• **Data for the task**
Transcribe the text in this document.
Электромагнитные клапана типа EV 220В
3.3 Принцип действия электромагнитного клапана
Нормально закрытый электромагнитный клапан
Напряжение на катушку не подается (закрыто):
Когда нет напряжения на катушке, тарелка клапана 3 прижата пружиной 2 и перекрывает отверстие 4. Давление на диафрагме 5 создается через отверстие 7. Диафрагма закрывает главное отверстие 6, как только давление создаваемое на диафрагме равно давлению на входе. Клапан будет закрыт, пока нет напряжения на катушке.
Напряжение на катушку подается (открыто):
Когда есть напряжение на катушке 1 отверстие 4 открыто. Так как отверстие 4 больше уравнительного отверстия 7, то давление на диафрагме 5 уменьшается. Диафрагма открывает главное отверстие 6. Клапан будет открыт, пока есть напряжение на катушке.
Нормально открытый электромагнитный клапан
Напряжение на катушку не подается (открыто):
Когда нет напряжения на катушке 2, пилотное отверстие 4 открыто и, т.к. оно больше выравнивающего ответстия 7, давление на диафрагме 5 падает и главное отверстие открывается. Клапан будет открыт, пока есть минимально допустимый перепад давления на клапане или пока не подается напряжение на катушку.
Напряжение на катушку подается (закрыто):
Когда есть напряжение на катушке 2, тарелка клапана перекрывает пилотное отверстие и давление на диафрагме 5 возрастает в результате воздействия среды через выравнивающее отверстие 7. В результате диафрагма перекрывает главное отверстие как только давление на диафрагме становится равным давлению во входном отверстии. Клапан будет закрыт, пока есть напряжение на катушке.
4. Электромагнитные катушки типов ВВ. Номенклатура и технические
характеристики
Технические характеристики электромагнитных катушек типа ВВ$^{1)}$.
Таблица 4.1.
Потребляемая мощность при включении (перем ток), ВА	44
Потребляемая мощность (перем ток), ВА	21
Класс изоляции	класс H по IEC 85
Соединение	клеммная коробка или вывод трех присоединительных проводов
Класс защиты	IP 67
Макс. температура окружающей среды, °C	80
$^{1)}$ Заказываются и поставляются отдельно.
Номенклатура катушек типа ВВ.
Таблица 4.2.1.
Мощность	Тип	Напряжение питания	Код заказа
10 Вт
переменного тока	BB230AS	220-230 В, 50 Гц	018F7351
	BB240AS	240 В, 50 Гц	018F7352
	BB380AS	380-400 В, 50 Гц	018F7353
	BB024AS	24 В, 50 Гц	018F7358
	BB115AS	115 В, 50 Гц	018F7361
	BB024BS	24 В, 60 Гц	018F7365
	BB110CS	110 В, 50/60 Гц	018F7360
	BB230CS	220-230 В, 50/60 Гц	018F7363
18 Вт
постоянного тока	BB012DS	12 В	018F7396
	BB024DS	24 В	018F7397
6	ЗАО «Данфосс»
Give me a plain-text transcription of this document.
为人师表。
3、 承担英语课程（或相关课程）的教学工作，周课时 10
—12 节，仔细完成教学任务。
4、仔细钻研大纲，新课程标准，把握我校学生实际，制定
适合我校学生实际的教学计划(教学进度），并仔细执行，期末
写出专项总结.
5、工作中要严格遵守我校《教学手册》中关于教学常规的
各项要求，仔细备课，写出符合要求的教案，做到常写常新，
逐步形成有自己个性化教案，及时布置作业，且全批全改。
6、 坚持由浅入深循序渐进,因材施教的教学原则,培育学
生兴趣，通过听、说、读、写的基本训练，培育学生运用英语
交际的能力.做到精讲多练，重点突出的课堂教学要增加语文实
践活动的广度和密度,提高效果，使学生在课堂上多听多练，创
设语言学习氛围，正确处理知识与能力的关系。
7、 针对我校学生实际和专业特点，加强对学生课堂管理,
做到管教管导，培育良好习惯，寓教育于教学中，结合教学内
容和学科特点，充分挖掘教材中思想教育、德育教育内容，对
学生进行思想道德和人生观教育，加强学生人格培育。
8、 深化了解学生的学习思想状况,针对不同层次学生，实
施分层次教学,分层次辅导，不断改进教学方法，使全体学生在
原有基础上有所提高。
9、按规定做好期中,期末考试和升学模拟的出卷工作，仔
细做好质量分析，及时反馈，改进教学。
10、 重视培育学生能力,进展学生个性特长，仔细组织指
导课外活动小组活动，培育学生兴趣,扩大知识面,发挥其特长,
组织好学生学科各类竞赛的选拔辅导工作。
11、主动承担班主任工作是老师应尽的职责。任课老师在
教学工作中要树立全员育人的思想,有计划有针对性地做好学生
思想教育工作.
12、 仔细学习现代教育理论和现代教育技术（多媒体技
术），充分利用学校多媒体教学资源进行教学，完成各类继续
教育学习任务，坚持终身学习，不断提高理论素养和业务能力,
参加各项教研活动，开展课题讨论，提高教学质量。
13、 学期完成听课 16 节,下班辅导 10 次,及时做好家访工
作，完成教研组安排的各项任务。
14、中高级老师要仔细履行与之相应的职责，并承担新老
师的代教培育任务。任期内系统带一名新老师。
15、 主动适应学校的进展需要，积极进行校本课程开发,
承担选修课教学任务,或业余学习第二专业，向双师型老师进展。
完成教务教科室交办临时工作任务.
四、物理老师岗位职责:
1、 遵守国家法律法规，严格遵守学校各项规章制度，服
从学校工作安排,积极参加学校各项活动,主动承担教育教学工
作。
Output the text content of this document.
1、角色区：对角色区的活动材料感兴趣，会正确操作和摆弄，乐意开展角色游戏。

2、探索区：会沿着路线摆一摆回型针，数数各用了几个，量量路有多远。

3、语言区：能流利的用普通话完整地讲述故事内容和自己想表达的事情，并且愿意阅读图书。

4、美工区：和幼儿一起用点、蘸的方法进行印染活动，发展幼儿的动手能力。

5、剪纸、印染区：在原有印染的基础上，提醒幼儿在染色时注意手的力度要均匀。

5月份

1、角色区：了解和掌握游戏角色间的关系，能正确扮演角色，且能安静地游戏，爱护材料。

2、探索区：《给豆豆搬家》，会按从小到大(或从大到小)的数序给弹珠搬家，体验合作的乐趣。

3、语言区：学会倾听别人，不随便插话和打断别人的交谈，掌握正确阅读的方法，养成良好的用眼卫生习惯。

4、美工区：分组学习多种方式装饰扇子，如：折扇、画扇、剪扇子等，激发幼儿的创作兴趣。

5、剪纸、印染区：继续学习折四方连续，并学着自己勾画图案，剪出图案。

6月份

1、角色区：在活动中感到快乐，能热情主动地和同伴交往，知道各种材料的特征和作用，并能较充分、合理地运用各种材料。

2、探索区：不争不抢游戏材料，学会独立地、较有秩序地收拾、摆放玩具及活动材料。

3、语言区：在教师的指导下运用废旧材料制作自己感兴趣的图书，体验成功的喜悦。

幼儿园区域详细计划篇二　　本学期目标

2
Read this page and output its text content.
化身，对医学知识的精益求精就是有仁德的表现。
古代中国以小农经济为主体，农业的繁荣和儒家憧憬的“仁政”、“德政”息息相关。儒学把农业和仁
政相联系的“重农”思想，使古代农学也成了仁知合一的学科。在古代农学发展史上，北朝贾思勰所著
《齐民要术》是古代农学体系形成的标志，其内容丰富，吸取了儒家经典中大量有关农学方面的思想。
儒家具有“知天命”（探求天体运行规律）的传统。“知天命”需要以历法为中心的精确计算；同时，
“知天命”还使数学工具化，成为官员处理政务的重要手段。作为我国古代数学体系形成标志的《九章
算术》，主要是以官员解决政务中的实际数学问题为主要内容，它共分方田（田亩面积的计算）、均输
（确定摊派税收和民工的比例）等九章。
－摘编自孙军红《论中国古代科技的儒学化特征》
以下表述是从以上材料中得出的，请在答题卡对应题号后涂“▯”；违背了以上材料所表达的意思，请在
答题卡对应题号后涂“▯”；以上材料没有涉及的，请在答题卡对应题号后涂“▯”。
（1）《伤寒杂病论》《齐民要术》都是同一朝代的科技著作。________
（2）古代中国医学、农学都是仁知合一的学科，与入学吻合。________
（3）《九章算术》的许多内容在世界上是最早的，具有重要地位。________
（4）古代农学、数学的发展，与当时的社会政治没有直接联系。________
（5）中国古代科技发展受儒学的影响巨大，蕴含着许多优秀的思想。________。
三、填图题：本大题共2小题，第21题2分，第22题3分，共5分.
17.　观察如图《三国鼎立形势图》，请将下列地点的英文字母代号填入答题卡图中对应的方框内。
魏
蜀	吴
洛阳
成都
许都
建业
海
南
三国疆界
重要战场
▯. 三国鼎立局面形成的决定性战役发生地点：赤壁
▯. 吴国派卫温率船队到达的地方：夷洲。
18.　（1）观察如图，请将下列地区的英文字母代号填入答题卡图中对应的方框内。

• **Work instructions**
In the records above, locate each line with the word "Нормально". Copy all such lines.

• **Exercise result**
Нормально закрытый электромагнитный клапан
Нормально открытый электромагнитный клапан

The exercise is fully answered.